Aim: Omit every picture, then give all the entries again exactly.

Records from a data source
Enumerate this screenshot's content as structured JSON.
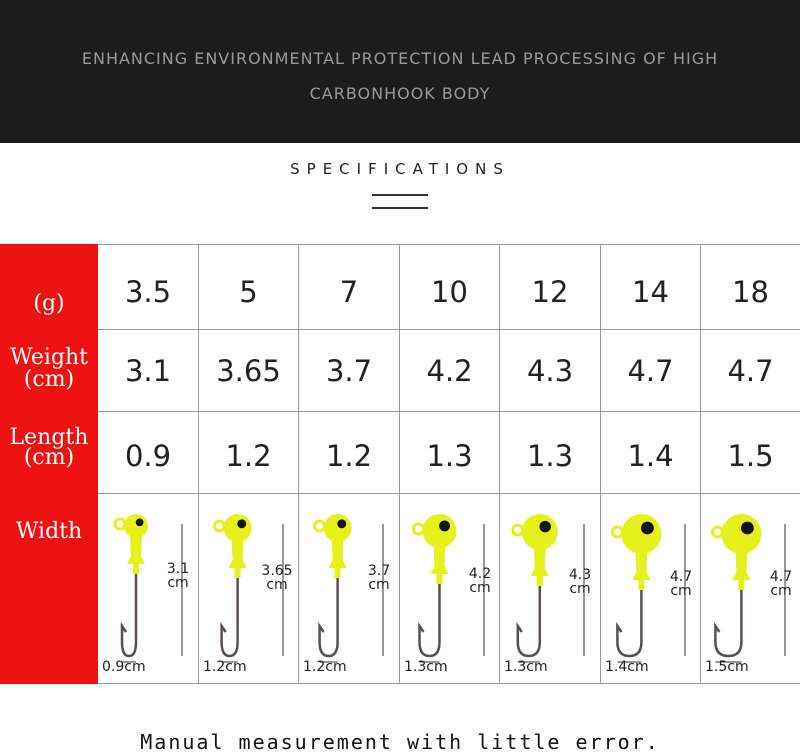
{
  "banner": {
    "line1": "ENHANCING ENVIRONMENTAL PROTECTION LEAD PROCESSING OF HIGH",
    "line2": "CARBONHOOK BODY"
  },
  "specs": {
    "title": "SPECIFICATIONS"
  },
  "table": {
    "row_headers": {
      "grams": "(g)",
      "weight": "Weight",
      "weight_unit": "(cm)",
      "length": "Length",
      "length_unit": "(cm)",
      "width": "Width"
    },
    "grams": [
      "3.5",
      "5",
      "7",
      "10",
      "12",
      "14",
      "18"
    ],
    "weight": [
      "3.1",
      "3.65",
      "3.7",
      "4.2",
      "4.3",
      "4.7",
      "4.7"
    ],
    "length": [
      "0.9",
      "1.2",
      "1.2",
      "1.3",
      "1.3",
      "1.4",
      "1.5"
    ],
    "lures": [
      {
        "length_label": "3.1",
        "unit": "cm",
        "width_label": "0.9cm"
      },
      {
        "length_label": "3.65",
        "unit": "cm",
        "width_label": "1.2cm"
      },
      {
        "length_label": "3.7",
        "unit": "cm",
        "width_label": "1.2cm"
      },
      {
        "length_label": "4.2",
        "unit": "cm",
        "width_label": "1.3cm"
      },
      {
        "length_label": "4.3",
        "unit": "cm",
        "width_label": "1.3cm"
      },
      {
        "length_label": "4.7",
        "unit": "cm",
        "width_label": "1.4cm"
      },
      {
        "length_label": "4.7",
        "unit": "cm",
        "width_label": "1.5cm"
      }
    ]
  },
  "footer": {
    "note": "Manual measurement with little error."
  },
  "colors": {
    "header_red": "#ee1111",
    "lure_yellow": "#e6f01a",
    "banner": "#1c1c1c"
  }
}
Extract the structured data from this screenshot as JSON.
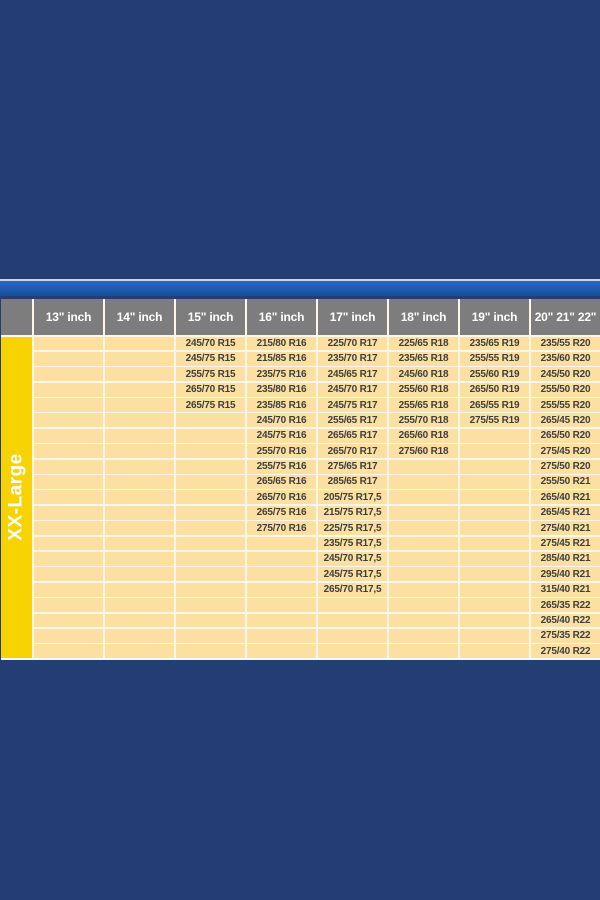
{
  "colors": {
    "background": "#243d72",
    "accent_bar": "#1f5aae",
    "separator_line": "#ccd5e2",
    "header_bg": "#7d7d7d",
    "header_text": "#ffffff",
    "cell_bg": "#fbe0a1",
    "cell_text": "#3e3e3e",
    "group_label_bg": "#f7d303",
    "grid_line": "#fcf7e8"
  },
  "chart_data": {
    "type": "table",
    "title": "Tire size fitment chart - XX-Large",
    "row_group_label": "XX-Large",
    "num_rows": 21,
    "legend_position": "left",
    "columns": [
      {
        "label": "13\" inch",
        "values": []
      },
      {
        "label": "14\" inch",
        "values": []
      },
      {
        "label": "15\" inch",
        "values": [
          "245/70 R15",
          "245/75 R15",
          "255/75 R15",
          "265/70 R15",
          "265/75 R15"
        ]
      },
      {
        "label": "16\" inch",
        "values": [
          "215/80 R16",
          "215/85 R16",
          "235/75 R16",
          "235/80 R16",
          "235/85 R16",
          "245/70 R16",
          "245/75 R16",
          "255/70 R16",
          "255/75 R16",
          "265/65 R16",
          "265/70 R16",
          "265/75 R16",
          "275/70 R16"
        ]
      },
      {
        "label": "17\" inch",
        "values": [
          "225/70 R17",
          "235/70 R17",
          "245/65 R17",
          "245/70 R17",
          "245/75 R17",
          "255/65 R17",
          "265/65 R17",
          "265/70 R17",
          "275/65 R17",
          "285/65 R17",
          "205/75 R17,5",
          "215/75 R17,5",
          "225/75 R17,5",
          "235/75 R17,5",
          "245/70 R17,5",
          "245/75 R17,5",
          "265/70 R17,5"
        ]
      },
      {
        "label": "18\" inch",
        "values": [
          "225/65 R18",
          "235/65 R18",
          "245/60 R18",
          "255/60 R18",
          "255/65 R18",
          "255/70 R18",
          "265/60 R18",
          "275/60 R18"
        ]
      },
      {
        "label": "19\" inch",
        "values": [
          "235/65 R19",
          "255/55 R19",
          "255/60 R19",
          "265/50 R19",
          "265/55 R19",
          "275/55 R19"
        ]
      },
      {
        "label": "20\" 21\" 22\"",
        "values": [
          "235/55 R20",
          "235/60 R20",
          "245/50 R20",
          "255/50 R20",
          "255/55 R20",
          "265/45 R20",
          "265/50 R20",
          "275/45 R20",
          "275/50 R20",
          "255/50 R21",
          "265/40 R21",
          "265/45 R21",
          "275/40 R21",
          "275/45 R21",
          "285/40 R21",
          "295/40 R21",
          "315/40 R21",
          "265/35 R22",
          "265/40 R22",
          "275/35 R22",
          "275/40 R22"
        ]
      }
    ]
  }
}
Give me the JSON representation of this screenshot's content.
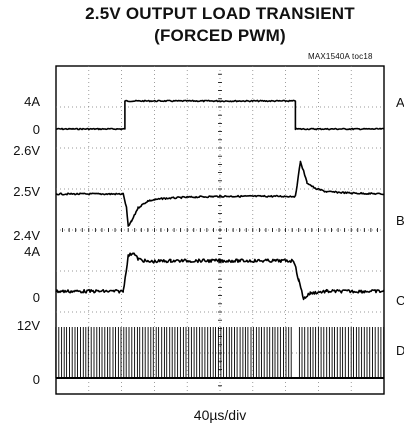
{
  "header": {
    "title_line1": "2.5V OUTPUT LOAD TRANSIENT",
    "title_line2": "(FORCED PWM)",
    "figure_ref": "MAX1540A toc18"
  },
  "footer": {
    "timebase": "40µs/div"
  },
  "chart_data": {
    "type": "line",
    "title": "2.5V OUTPUT LOAD TRANSIENT (FORCED PWM)",
    "xlabel": "40µs/div",
    "grid": true,
    "x_divisions": 10,
    "y_divisions": 8,
    "x_unit": "µs",
    "x_range": [
      0,
      400
    ],
    "traces": [
      {
        "name": "A",
        "labels": [
          "4A",
          "0"
        ],
        "x": [
          0,
          84,
          84,
          292,
          292,
          400
        ],
        "y": [
          0,
          0,
          4,
          4,
          0,
          0
        ],
        "color": "#000000"
      },
      {
        "name": "B",
        "labels": [
          "2.6V",
          "2.5V",
          "2.4V"
        ],
        "x": [
          0,
          82,
          86,
          88,
          92,
          100,
          112,
          130,
          160,
          200,
          292,
          294,
          298,
          302,
          306,
          316,
          330,
          360,
          400
        ],
        "y": [
          2.5,
          2.5,
          2.47,
          2.43,
          2.44,
          2.47,
          2.485,
          2.49,
          2.493,
          2.495,
          2.495,
          2.52,
          2.57,
          2.55,
          2.525,
          2.512,
          2.505,
          2.502,
          2.5
        ],
        "color": "#000000"
      },
      {
        "name": "C",
        "labels": [
          "4A",
          "0"
        ],
        "x": [
          0,
          82,
          88,
          94,
          100,
          112,
          140,
          200,
          290,
          296,
          302,
          310,
          330,
          360,
          400
        ],
        "y": [
          0.4,
          0.4,
          4.2,
          4.6,
          3.9,
          3.6,
          3.7,
          3.7,
          3.7,
          1.6,
          -0.4,
          0.2,
          0.4,
          0.4,
          0.4
        ],
        "color": "#000000"
      },
      {
        "name": "D",
        "labels": [
          "12V",
          "0"
        ],
        "description_type": "switching",
        "period_us": 3.3,
        "high_v": 12,
        "low_v": 0,
        "color": "#000000"
      }
    ]
  }
}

Reply:
Enumerate this screenshot's content as structured JSON.
{
  "banner": {
    "line1": "ENHANCING ENVIRONMENTAL PROTECTION LEAD PROCESSING OF HIGH",
    "line2": "CARBONHOOK BODY"
  },
  "specs": {
    "title": "SPECIFICATIONS"
  },
  "table": {
    "row_headers": {
      "grams": "(g)",
      "weight": "Weight",
      "weight_unit": "(cm)",
      "length": "Length",
      "length_unit": "(cm)",
      "width": "Width"
    },
    "grams": [
      "3.5",
      "5",
      "7",
      "10",
      "12",
      "14",
      "18"
    ],
    "weight": [
      "3.1",
      "3.65",
      "3.7",
      "4.2",
      "4.3",
      "4.7",
      "4.7"
    ],
    "length": [
      "0.9",
      "1.2",
      "1.2",
      "1.3",
      "1.3",
      "1.4",
      "1.5"
    ],
    "lures": [
      {
        "length_label": "3.1",
        "unit": "cm",
        "width_label": "0.9cm"
      },
      {
        "length_label": "3.65",
        "unit": "cm",
        "width_label": "1.2cm"
      },
      {
        "length_label": "3.7",
        "unit": "cm",
        "width_label": "1.2cm"
      },
      {
        "length_label": "4.2",
        "unit": "cm",
        "width_label": "1.3cm"
      },
      {
        "length_label": "4.3",
        "unit": "cm",
        "width_label": "1.3cm"
      },
      {
        "length_label": "4.7",
        "unit": "cm",
        "width_label": "1.4cm"
      },
      {
        "length_label": "4.7",
        "unit": "cm",
        "width_label": "1.5cm"
      }
    ]
  },
  "footer": {
    "note": "Manual measurement with little error."
  },
  "colors": {
    "header_red": "#ee1111",
    "lure_yellow": "#e6f01a",
    "banner": "#1c1c1c"
  }
}
Extract the structured data from this screenshot as JSON.
{
  "colors": {
    "background": "#243d72",
    "accent_bar": "#1f5aae",
    "separator_line": "#ccd5e2",
    "header_bg": "#7d7d7d",
    "header_text": "#ffffff",
    "cell_bg": "#fbe0a1",
    "cell_text": "#3e3e3e",
    "group_label_bg": "#f7d303",
    "grid_line": "#fcf7e8"
  },
  "chart_data": {
    "type": "table",
    "title": "Tire size fitment chart - XX-Large",
    "row_group_label": "XX-Large",
    "num_rows": 21,
    "legend_position": "left",
    "columns": [
      {
        "label": "13\" inch",
        "values": []
      },
      {
        "label": "14\" inch",
        "values": []
      },
      {
        "label": "15\" inch",
        "values": [
          "245/70 R15",
          "245/75 R15",
          "255/75 R15",
          "265/70 R15",
          "265/75 R15"
        ]
      },
      {
        "label": "16\" inch",
        "values": [
          "215/80 R16",
          "215/85 R16",
          "235/75 R16",
          "235/80 R16",
          "235/85 R16",
          "245/70 R16",
          "245/75 R16",
          "255/70 R16",
          "255/75 R16",
          "265/65 R16",
          "265/70 R16",
          "265/75 R16",
          "275/70 R16"
        ]
      },
      {
        "label": "17\" inch",
        "values": [
          "225/70 R17",
          "235/70 R17",
          "245/65 R17",
          "245/70 R17",
          "245/75 R17",
          "255/65 R17",
          "265/65 R17",
          "265/70 R17",
          "275/65 R17",
          "285/65 R17",
          "205/75 R17,5",
          "215/75 R17,5",
          "225/75 R17,5",
          "235/75 R17,5",
          "245/70 R17,5",
          "245/75 R17,5",
          "265/70 R17,5"
        ]
      },
      {
        "label": "18\" inch",
        "values": [
          "225/65 R18",
          "235/65 R18",
          "245/60 R18",
          "255/60 R18",
          "255/65 R18",
          "255/70 R18",
          "265/60 R18",
          "275/60 R18"
        ]
      },
      {
        "label": "19\" inch",
        "values": [
          "235/65 R19",
          "255/55 R19",
          "255/60 R19",
          "265/50 R19",
          "265/55 R19",
          "275/55 R19"
        ]
      },
      {
        "label": "20\" 21\" 22\"",
        "values": [
          "235/55 R20",
          "235/60 R20",
          "245/50 R20",
          "255/50 R20",
          "255/55 R20",
          "265/45 R20",
          "265/50 R20",
          "275/45 R20",
          "275/50 R20",
          "255/50 R21",
          "265/40 R21",
          "265/45 R21",
          "275/40 R21",
          "275/45 R21",
          "285/40 R21",
          "295/40 R21",
          "315/40 R21",
          "265/35 R22",
          "265/40 R22",
          "275/35 R22",
          "275/40 R22"
        ]
      }
    ]
  }
}
Give me the JSON representation of this screenshot's content.
{
  "header": {
    "title_line1": "2.5V OUTPUT LOAD TRANSIENT",
    "title_line2": "(FORCED PWM)",
    "figure_ref": "MAX1540A toc18"
  },
  "footer": {
    "timebase": "40µs/div"
  },
  "chart_data": {
    "type": "line",
    "title": "2.5V OUTPUT LOAD TRANSIENT (FORCED PWM)",
    "xlabel": "40µs/div",
    "grid": true,
    "x_divisions": 10,
    "y_divisions": 8,
    "x_unit": "µs",
    "x_range": [
      0,
      400
    ],
    "traces": [
      {
        "name": "A",
        "labels": [
          "4A",
          "0"
        ],
        "x": [
          0,
          84,
          84,
          292,
          292,
          400
        ],
        "y": [
          0,
          0,
          4,
          4,
          0,
          0
        ],
        "color": "#000000"
      },
      {
        "name": "B",
        "labels": [
          "2.6V",
          "2.5V",
          "2.4V"
        ],
        "x": [
          0,
          82,
          86,
          88,
          92,
          100,
          112,
          130,
          160,
          200,
          292,
          294,
          298,
          302,
          306,
          316,
          330,
          360,
          400
        ],
        "y": [
          2.5,
          2.5,
          2.47,
          2.43,
          2.44,
          2.47,
          2.485,
          2.49,
          2.493,
          2.495,
          2.495,
          2.52,
          2.57,
          2.55,
          2.525,
          2.512,
          2.505,
          2.502,
          2.5
        ],
        "color": "#000000"
      },
      {
        "name": "C",
        "labels": [
          "4A",
          "0"
        ],
        "x": [
          0,
          82,
          88,
          94,
          100,
          112,
          140,
          200,
          290,
          296,
          302,
          310,
          330,
          360,
          400
        ],
        "y": [
          0.4,
          0.4,
          4.2,
          4.6,
          3.9,
          3.6,
          3.7,
          3.7,
          3.7,
          1.6,
          -0.4,
          0.2,
          0.4,
          0.4,
          0.4
        ],
        "color": "#000000"
      },
      {
        "name": "D",
        "labels": [
          "12V",
          "0"
        ],
        "description_type": "switching",
        "period_us": 3.3,
        "high_v": 12,
        "low_v": 0,
        "color": "#000000"
      }
    ]
  }
}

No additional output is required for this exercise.